WHAT TO PRODUCE:
Extract each line containing the string "край".

INFORMATION SUPPLIED:
|---|
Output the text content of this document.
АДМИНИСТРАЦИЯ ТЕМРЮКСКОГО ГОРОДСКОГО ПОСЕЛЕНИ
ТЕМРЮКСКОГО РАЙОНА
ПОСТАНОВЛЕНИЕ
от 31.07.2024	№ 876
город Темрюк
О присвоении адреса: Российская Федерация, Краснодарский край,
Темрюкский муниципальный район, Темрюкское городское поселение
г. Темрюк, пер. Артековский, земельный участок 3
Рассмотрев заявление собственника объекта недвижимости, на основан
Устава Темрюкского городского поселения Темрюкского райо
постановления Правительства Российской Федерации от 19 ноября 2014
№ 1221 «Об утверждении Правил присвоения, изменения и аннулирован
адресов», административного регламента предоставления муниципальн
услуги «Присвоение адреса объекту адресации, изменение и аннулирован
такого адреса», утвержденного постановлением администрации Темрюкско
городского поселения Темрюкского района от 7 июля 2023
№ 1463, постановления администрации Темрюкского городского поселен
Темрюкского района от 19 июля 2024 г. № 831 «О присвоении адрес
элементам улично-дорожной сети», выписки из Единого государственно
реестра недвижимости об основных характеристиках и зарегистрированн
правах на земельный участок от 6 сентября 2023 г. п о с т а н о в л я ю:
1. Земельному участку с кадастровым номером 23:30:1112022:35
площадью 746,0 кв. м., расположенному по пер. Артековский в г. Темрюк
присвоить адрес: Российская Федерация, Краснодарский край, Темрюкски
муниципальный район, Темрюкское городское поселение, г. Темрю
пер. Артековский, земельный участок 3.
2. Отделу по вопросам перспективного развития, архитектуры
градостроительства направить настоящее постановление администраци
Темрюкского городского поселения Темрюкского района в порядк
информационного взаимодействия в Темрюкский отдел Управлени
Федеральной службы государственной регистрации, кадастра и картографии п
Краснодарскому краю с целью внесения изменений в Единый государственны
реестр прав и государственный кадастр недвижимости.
|---|
WRITTEN SOLUTION:
О присвоении адреса: Российская Федерация, Краснодарский край,
присвоить адрес: Российская Федерация, Краснодарский край, Темрюкски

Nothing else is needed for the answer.